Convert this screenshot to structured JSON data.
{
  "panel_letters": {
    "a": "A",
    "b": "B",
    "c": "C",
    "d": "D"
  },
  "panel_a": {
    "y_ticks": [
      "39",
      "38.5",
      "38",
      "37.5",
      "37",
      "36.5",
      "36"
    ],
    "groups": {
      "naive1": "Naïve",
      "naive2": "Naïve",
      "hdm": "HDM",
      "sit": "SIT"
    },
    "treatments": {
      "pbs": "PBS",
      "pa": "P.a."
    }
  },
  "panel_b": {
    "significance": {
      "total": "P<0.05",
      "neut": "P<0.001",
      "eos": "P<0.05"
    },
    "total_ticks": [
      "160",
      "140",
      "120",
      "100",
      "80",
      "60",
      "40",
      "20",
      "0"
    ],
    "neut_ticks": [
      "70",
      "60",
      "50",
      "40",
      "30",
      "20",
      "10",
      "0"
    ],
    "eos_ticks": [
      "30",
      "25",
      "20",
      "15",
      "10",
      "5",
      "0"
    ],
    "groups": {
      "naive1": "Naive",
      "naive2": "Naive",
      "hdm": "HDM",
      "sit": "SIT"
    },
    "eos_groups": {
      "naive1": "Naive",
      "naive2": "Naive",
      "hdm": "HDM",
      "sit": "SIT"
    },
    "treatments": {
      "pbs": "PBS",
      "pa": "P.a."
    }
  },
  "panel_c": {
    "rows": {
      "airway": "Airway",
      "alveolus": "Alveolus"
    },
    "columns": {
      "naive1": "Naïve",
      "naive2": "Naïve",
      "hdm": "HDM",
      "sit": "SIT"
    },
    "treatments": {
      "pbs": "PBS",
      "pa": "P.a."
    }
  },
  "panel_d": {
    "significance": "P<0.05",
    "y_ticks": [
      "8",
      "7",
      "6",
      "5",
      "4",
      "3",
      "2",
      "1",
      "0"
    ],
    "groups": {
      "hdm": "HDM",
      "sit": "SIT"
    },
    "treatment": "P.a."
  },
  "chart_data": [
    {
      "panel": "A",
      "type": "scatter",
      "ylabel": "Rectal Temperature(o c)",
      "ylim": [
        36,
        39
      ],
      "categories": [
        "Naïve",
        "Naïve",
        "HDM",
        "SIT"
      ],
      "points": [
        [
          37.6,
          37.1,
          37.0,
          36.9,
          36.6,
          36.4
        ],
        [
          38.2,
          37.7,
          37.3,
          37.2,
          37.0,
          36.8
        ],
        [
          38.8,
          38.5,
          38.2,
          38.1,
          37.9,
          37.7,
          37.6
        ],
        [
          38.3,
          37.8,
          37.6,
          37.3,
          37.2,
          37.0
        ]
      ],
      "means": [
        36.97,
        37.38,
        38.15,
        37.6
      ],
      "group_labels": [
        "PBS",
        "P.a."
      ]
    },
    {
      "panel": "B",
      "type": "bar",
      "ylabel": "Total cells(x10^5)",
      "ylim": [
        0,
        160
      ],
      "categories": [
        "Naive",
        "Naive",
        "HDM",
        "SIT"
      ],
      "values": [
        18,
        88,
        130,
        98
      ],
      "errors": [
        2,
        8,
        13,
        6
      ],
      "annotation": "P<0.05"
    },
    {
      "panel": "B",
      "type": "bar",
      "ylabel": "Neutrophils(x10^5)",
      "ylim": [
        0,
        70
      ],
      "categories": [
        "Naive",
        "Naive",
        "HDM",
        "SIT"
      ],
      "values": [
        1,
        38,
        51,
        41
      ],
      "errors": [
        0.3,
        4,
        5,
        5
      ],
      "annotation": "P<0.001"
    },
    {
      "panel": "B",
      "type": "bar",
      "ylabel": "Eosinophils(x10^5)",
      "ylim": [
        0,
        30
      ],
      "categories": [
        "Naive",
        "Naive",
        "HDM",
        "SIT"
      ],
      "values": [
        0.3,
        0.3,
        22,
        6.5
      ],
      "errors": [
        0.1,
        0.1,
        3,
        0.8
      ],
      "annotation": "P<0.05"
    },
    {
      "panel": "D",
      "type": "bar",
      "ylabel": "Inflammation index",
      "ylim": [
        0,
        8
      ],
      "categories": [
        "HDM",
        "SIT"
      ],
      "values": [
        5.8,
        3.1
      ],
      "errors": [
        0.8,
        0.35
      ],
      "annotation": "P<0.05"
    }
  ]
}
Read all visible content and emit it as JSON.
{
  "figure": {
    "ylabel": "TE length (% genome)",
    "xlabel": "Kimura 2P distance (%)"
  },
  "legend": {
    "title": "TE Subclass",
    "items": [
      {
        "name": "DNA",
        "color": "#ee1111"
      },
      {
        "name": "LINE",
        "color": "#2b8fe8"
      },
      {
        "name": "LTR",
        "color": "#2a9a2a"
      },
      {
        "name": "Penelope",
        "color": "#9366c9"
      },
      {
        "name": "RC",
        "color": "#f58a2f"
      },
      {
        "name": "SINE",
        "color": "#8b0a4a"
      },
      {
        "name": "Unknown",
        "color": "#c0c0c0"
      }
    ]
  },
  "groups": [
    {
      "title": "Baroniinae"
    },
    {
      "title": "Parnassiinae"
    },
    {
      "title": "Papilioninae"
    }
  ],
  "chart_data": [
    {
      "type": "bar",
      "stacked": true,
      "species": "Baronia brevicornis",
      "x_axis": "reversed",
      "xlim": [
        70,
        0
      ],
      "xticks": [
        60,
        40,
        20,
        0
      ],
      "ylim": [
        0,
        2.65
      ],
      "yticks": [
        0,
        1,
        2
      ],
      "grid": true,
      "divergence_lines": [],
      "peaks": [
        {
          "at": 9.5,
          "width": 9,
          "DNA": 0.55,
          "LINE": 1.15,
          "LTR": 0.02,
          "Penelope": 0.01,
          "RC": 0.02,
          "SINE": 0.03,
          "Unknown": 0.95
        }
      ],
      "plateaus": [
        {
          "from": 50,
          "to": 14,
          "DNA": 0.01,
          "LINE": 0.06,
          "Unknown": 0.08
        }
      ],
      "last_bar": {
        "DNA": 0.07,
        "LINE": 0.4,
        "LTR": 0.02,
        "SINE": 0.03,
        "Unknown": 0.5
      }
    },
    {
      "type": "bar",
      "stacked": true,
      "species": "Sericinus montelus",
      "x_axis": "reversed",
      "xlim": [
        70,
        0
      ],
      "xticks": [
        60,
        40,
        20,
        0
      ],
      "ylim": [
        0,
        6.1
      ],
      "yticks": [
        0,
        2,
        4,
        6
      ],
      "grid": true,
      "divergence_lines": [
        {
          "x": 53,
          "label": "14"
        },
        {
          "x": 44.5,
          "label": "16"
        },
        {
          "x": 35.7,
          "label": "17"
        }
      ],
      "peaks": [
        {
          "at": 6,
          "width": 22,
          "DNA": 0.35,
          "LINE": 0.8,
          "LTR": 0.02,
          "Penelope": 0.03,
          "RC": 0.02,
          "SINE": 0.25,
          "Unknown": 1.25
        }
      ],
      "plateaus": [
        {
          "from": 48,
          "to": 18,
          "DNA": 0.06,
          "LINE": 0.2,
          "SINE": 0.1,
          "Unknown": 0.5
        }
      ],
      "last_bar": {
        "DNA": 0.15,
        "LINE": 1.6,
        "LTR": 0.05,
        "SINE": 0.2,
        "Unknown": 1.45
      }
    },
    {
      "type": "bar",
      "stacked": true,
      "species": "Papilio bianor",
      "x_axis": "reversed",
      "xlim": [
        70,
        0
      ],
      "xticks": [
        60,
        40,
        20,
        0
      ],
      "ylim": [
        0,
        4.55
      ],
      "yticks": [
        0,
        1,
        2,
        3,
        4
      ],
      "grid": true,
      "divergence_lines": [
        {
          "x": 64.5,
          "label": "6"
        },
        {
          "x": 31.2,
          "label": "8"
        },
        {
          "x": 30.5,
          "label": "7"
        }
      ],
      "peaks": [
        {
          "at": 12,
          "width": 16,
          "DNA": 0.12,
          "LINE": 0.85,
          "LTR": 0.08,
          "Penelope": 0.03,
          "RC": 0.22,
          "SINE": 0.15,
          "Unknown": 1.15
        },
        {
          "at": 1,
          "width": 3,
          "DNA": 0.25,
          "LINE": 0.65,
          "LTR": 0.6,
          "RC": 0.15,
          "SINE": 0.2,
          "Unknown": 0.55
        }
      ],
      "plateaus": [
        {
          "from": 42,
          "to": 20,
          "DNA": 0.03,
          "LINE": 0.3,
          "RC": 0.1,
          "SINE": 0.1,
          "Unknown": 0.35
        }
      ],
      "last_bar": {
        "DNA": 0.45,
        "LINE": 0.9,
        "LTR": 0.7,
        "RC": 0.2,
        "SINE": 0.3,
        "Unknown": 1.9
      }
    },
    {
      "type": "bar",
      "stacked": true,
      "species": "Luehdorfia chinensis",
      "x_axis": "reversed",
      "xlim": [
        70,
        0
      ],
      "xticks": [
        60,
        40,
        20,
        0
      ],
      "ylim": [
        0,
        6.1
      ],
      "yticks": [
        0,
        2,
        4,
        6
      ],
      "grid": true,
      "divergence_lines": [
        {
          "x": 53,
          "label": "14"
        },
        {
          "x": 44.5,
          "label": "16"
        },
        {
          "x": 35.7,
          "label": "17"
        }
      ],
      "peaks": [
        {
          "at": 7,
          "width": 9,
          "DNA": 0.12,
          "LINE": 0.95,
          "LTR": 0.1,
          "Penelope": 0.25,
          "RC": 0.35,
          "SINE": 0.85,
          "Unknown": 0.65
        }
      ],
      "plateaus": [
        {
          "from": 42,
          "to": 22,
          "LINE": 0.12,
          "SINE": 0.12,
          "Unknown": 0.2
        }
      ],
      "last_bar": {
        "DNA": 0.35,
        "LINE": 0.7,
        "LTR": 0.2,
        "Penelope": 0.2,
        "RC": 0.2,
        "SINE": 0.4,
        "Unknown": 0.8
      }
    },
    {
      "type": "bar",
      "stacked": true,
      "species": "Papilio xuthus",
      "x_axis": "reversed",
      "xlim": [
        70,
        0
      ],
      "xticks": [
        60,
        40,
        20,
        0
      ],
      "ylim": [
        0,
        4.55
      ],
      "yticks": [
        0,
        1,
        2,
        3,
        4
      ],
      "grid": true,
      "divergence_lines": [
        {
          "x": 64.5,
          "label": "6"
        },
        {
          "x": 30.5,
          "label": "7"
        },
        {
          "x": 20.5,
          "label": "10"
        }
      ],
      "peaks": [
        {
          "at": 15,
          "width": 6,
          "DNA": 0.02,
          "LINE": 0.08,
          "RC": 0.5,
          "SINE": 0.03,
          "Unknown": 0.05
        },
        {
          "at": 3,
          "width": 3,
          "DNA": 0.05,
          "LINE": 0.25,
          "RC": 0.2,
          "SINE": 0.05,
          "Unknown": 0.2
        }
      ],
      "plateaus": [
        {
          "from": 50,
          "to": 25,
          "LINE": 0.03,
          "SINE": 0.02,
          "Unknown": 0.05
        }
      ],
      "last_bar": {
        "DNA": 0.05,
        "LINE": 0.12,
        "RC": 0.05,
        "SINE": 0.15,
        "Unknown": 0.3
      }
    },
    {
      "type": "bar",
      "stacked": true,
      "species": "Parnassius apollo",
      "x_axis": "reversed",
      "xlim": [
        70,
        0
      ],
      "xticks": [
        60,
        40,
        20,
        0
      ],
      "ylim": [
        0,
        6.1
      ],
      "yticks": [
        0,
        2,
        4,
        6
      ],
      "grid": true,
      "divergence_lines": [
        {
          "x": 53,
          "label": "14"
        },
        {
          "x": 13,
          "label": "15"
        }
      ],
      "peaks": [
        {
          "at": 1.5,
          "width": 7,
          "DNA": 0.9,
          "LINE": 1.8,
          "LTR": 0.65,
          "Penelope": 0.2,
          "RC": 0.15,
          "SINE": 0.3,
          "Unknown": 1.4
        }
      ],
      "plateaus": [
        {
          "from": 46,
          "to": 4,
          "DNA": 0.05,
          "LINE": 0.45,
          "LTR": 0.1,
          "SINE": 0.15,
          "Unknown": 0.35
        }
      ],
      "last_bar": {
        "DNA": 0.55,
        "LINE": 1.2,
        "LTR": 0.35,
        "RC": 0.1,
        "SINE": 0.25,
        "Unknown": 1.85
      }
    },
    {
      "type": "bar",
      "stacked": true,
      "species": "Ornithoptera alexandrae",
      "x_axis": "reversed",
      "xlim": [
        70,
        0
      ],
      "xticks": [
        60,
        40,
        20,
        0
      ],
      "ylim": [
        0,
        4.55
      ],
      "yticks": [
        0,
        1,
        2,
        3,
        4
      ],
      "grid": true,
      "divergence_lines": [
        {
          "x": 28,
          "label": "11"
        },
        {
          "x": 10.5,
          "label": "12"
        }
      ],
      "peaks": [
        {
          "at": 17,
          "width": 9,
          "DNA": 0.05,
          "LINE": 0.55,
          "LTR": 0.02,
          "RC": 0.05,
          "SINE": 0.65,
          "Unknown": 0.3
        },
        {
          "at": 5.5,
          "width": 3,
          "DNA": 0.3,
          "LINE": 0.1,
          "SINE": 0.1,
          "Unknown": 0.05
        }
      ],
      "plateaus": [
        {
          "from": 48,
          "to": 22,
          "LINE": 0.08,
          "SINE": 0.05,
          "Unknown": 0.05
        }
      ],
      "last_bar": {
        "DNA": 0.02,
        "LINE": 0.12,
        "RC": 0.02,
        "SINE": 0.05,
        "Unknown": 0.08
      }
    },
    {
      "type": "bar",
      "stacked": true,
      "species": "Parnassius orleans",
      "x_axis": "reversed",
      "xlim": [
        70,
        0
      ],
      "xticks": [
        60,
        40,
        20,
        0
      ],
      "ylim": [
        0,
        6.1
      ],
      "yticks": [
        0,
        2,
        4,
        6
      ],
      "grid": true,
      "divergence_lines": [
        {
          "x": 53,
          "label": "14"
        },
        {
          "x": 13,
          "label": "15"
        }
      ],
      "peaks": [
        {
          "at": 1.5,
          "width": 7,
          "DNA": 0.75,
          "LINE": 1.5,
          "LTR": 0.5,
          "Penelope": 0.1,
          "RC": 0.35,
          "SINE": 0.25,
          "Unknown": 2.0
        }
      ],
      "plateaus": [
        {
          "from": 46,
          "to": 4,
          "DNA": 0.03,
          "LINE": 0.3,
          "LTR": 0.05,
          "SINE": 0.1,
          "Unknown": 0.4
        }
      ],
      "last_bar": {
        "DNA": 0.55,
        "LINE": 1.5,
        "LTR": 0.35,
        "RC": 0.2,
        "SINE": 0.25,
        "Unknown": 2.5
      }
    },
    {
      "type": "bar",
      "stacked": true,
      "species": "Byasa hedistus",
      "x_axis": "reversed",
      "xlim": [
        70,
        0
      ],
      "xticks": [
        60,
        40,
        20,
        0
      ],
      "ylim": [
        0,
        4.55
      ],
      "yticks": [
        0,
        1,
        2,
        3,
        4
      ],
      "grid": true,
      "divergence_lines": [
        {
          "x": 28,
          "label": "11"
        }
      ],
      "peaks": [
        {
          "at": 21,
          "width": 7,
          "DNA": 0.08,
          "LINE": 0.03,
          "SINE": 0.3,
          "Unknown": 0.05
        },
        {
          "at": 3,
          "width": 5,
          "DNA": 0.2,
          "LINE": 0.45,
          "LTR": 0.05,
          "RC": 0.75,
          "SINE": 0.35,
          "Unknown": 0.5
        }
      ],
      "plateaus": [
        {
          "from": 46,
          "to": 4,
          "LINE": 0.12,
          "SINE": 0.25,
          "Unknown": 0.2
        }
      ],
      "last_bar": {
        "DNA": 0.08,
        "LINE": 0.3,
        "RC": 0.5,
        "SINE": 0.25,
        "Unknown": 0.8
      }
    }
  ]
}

* * * * * * * * *

• **WHAT IS NEEDED**
Which lines in the records above contain the string "Penelope"? Copy each one.

• **WRITTEN REPLY**
        "name": "Penelope",
          "Penelope": 0.01,
          "Penelope": 0.03,
          "Penelope": 0.03,
          "Penelope": 0.25,
        "Penelope": 0.2,
          "Penelope": 0.2,
          "Penelope": 0.1,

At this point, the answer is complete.